» **EXERCISE DESCRIPTION**
Write out every record below exactly as it appears.
Start INPUT RECORDS
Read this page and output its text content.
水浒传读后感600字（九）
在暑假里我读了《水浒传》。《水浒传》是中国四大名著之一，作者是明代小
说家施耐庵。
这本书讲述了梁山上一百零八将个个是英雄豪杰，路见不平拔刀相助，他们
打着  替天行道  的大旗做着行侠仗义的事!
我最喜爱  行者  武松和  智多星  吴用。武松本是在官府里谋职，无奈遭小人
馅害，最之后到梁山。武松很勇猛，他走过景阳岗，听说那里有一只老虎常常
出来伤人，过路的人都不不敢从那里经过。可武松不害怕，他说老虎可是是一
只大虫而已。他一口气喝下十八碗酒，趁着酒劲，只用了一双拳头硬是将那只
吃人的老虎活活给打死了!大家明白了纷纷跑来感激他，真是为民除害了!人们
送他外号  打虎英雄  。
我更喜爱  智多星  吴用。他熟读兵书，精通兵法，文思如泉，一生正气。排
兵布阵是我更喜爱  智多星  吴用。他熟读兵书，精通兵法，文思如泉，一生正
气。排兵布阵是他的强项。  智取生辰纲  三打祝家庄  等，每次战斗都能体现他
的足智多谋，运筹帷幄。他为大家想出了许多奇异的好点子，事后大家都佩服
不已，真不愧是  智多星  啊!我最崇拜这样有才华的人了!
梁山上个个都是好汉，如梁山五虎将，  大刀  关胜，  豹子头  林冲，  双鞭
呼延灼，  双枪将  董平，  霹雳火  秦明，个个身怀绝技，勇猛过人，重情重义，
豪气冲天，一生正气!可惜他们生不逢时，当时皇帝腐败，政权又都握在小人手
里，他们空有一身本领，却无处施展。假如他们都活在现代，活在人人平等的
End INPUT RECORDS
» **RESPONSE BELOW**
Read this page and output its text content.
水浒传读后感600字（九）
在暑假里我读了《水浒传》。《水浒传》是中国四大名著之一，作者是明代小
说家施耐庵。
这本书讲述了梁山上一百零八将个个是英雄豪杰，路见不平拔刀相助，他们
打着  替天行道  的大旗做着行侠仗义的事!
我最喜爱  行者  武松和  智多星  吴用。武松本是在官府里谋职，无奈遭小人
馅害，最之后到梁山。武松很勇猛，他走过景阳岗，听说那里有一只老虎常常
出来伤人，过路的人都不不敢从那里经过。可武松不害怕，他说老虎可是是一
只大虫而已。他一口气喝下十八碗酒，趁着酒劲，只用了一双拳头硬是将那只
吃人的老虎活活给打死了!大家明白了纷纷跑来感激他，真是为民除害了!人们
送他外号  打虎英雄  。
我更喜爱  智多星  吴用。他熟读兵书，精通兵法，文思如泉，一生正气。排
兵布阵是我更喜爱  智多星  吴用。他熟读兵书，精通兵法，文思如泉，一生正
气。排兵布阵是他的强项。  智取生辰纲  三打祝家庄  等，每次战斗都能体现他
的足智多谋，运筹帷幄。他为大家想出了许多奇异的好点子，事后大家都佩服
不已，真不愧是  智多星  啊!我最崇拜这样有才华的人了!
梁山上个个都是好汉，如梁山五虎将，  大刀  关胜，  豹子头  林冲，  双鞭
呼延灼，  双枪将  董平，  霹雳火  秦明，个个身怀绝技，勇猛过人，重情重义，
豪气冲天，一生正气!可惜他们生不逢时，当时皇帝腐败，政权又都握在小人手
里，他们空有一身本领，却无处施展。假如他们都活在现代，活在人人平等的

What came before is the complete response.